* WHAT YOU SHOULD DO: Copy every line of the records below word for word, omitting the pictures.

* RECORDS FOR PROCESSING:

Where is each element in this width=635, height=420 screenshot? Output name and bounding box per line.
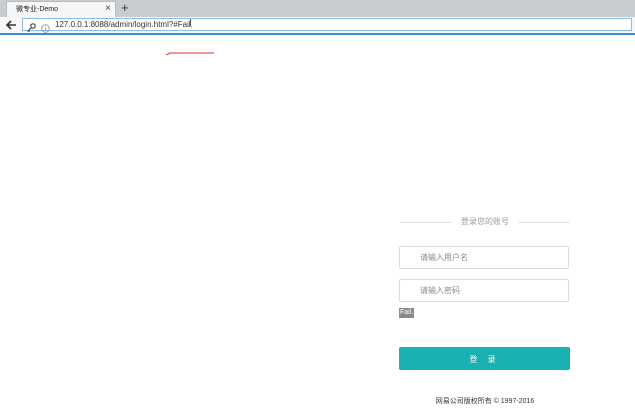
username-input[interactable] [399, 246, 569, 269]
back-arrow-icon[interactable] [4, 18, 18, 32]
url-text: 127.0.0.1:8088/admin/login.html?#Fail. [55, 20, 193, 29]
tab-close-icon[interactable]: × [105, 2, 111, 16]
address-bar[interactable]: 127.0.0.1:8088/admin/login.html?#Fail. I [22, 18, 632, 33]
login-button[interactable]: 登 录 [399, 347, 570, 370]
login-heading-text: 登录您的账号 [461, 217, 509, 226]
new-tab-button[interactable]: + [121, 0, 129, 16]
info-icon[interactable] [41, 20, 50, 33]
error-message: Fail. [399, 308, 415, 318]
tab-strip: 微专业-Demo × + [0, 0, 635, 17]
password-input[interactable] [399, 279, 569, 302]
red-annotation-line [166, 52, 214, 56]
copyright-footer: 网易公司版权所有 © 1997-2016 [435, 398, 535, 405]
key-icon[interactable] [26, 20, 36, 33]
navigation-toolbar: 127.0.0.1:8088/admin/login.html?#Fail. I [0, 17, 635, 35]
divider-right [518, 222, 570, 223]
login-heading: 登录您的账号 [400, 215, 570, 229]
text-cursor-icon: I [189, 18, 192, 29]
page-viewport: 登录您的账号 Fail. 登 录 网易公司版权所有 © 1997-2016 [0, 35, 635, 420]
tab-title: 微专业-Demo [16, 6, 59, 13]
browser-window: 微专业-Demo × + 127.0.0.1:8088/admin/login.… [0, 0, 635, 420]
browser-tab[interactable]: 微专业-Demo × [6, 1, 116, 17]
divider-left [400, 222, 452, 223]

* REPLY TO THE TASK:
Where is each element in this width=635, height=420 screenshot? Output name and bounding box per line.
username-input[interactable] [399, 246, 569, 269]
back-arrow-icon[interactable] [4, 18, 18, 32]
url-text: 127.0.0.1:8088/admin/login.html?#Fail. [55, 20, 193, 29]
tab-close-icon[interactable]: × [105, 2, 111, 16]
address-bar[interactable]: 127.0.0.1:8088/admin/login.html?#Fail. I [22, 18, 632, 33]
login-button[interactable]: 登 录 [399, 347, 570, 370]
login-heading-text: 登录您的账号 [461, 217, 509, 226]
new-tab-button[interactable]: + [121, 0, 129, 16]
info-icon[interactable] [41, 20, 50, 33]
error-message: Fail. [399, 308, 415, 318]
tab-strip: 微专业-Demo × + [0, 0, 635, 17]
password-input[interactable] [399, 279, 569, 302]
red-annotation-line [166, 52, 214, 56]
copyright-footer: 网易公司版权所有 © 1997-2016 [435, 398, 535, 405]
key-icon[interactable] [26, 20, 36, 33]
navigation-toolbar: 127.0.0.1:8088/admin/login.html?#Fail. I [0, 17, 635, 35]
divider-right [518, 222, 570, 223]
login-heading: 登录您的账号 [400, 215, 570, 229]
text-cursor-icon: I [189, 18, 192, 29]
page-viewport: 登录您的账号 Fail. 登 录 网易公司版权所有 © 1997-2016 [0, 35, 635, 420]
tab-title: 微专业-Demo [16, 6, 59, 13]
browser-window: 微专业-Demo × + 127.0.0.1:8088/admin/login.… [0, 0, 635, 420]
browser-tab[interactable]: 微专业-Demo × [6, 1, 116, 17]
divider-left [400, 222, 452, 223]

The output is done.